*DATA ENTRIES*:
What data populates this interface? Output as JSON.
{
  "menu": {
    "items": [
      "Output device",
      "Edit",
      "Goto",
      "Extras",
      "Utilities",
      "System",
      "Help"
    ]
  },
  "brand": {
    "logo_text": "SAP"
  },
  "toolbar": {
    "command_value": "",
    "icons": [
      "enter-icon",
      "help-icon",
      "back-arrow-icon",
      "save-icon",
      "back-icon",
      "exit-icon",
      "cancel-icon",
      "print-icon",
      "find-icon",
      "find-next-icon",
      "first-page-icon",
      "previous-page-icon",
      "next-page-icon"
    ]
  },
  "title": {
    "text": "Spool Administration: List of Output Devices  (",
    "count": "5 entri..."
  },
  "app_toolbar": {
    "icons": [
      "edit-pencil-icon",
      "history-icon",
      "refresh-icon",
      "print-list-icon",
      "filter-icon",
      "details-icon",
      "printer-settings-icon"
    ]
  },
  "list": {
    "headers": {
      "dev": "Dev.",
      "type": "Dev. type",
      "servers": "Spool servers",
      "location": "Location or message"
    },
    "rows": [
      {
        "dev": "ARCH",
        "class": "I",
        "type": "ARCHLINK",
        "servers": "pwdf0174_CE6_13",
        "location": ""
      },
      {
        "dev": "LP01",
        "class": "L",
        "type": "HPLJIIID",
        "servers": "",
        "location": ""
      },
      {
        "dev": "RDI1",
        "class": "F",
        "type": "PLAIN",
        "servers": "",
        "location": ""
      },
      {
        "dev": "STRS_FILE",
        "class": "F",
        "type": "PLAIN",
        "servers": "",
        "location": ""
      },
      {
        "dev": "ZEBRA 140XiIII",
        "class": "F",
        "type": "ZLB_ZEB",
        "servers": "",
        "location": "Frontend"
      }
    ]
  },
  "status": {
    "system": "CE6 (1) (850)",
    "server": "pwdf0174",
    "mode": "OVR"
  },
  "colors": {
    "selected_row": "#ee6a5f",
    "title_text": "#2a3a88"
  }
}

*TASK BRIEF*: Write out the full set of records exactly as given.

*TASK OUTPUT*:
What data populates this interface? Output as JSON.
{
  "menu": {
    "items": [
      "Output device",
      "Edit",
      "Goto",
      "Extras",
      "Utilities",
      "System",
      "Help"
    ]
  },
  "brand": {
    "logo_text": "SAP"
  },
  "toolbar": {
    "command_value": "",
    "icons": [
      "enter-icon",
      "help-icon",
      "back-arrow-icon",
      "save-icon",
      "back-icon",
      "exit-icon",
      "cancel-icon",
      "print-icon",
      "find-icon",
      "find-next-icon",
      "first-page-icon",
      "previous-page-icon",
      "next-page-icon"
    ]
  },
  "title": {
    "text": "Spool Administration: List of Output Devices  (",
    "count": "5 entri..."
  },
  "app_toolbar": {
    "icons": [
      "edit-pencil-icon",
      "history-icon",
      "refresh-icon",
      "print-list-icon",
      "filter-icon",
      "details-icon",
      "printer-settings-icon"
    ]
  },
  "list": {
    "headers": {
      "dev": "Dev.",
      "type": "Dev. type",
      "servers": "Spool servers",
      "location": "Location or message"
    },
    "rows": [
      {
        "dev": "ARCH",
        "class": "I",
        "type": "ARCHLINK",
        "servers": "pwdf0174_CE6_13",
        "location": ""
      },
      {
        "dev": "LP01",
        "class": "L",
        "type": "HPLJIIID",
        "servers": "",
        "location": ""
      },
      {
        "dev": "RDI1",
        "class": "F",
        "type": "PLAIN",
        "servers": "",
        "location": ""
      },
      {
        "dev": "STRS_FILE",
        "class": "F",
        "type": "PLAIN",
        "servers": "",
        "location": ""
      },
      {
        "dev": "ZEBRA 140XiIII",
        "class": "F",
        "type": "ZLB_ZEB",
        "servers": "",
        "location": "Frontend"
      }
    ]
  },
  "status": {
    "system": "CE6 (1) (850)",
    "server": "pwdf0174",
    "mode": "OVR"
  },
  "colors": {
    "selected_row": "#ee6a5f",
    "title_text": "#2a3a88"
  }
}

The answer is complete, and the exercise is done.